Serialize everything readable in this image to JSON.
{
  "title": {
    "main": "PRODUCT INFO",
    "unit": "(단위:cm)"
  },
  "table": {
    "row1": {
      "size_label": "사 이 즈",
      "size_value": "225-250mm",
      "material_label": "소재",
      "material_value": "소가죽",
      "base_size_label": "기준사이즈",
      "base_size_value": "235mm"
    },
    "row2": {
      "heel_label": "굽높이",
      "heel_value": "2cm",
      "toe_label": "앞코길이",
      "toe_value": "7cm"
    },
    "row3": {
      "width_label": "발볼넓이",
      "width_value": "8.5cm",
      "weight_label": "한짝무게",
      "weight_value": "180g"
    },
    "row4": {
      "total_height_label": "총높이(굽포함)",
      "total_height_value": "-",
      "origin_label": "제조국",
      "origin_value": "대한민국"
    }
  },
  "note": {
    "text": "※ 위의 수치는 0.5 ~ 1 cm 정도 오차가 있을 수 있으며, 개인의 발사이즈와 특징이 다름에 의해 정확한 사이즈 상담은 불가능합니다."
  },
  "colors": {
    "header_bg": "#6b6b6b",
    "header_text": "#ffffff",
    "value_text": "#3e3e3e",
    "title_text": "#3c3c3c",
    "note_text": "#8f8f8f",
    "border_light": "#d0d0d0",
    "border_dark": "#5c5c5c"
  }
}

· · · · ·

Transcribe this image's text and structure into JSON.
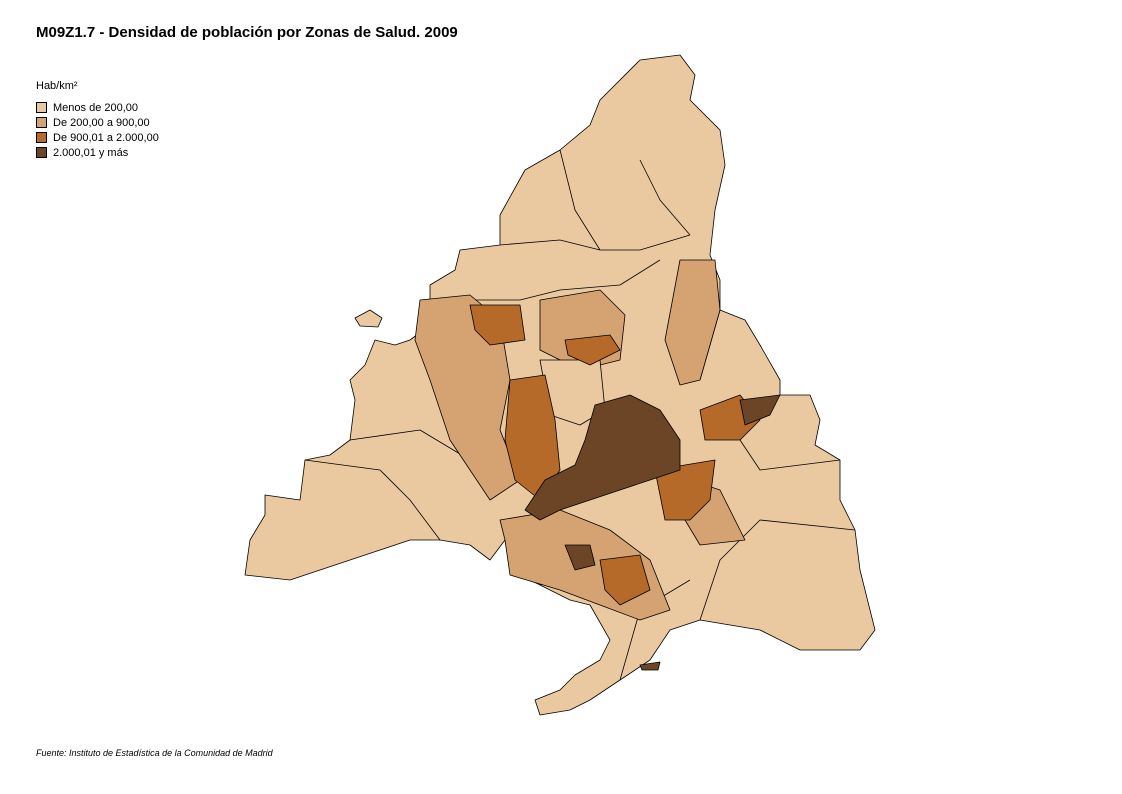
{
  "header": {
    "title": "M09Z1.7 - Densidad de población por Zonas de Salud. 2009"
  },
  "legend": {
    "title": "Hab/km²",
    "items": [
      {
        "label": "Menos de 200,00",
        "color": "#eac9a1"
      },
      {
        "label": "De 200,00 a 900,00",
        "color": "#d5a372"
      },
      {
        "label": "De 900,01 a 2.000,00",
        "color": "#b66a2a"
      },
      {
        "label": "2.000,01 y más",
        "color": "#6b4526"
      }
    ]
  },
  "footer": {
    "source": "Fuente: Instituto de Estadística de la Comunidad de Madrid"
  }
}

· · · · ·

Check the records above line by line and tally those holding the string "this". Answer with the number only.

2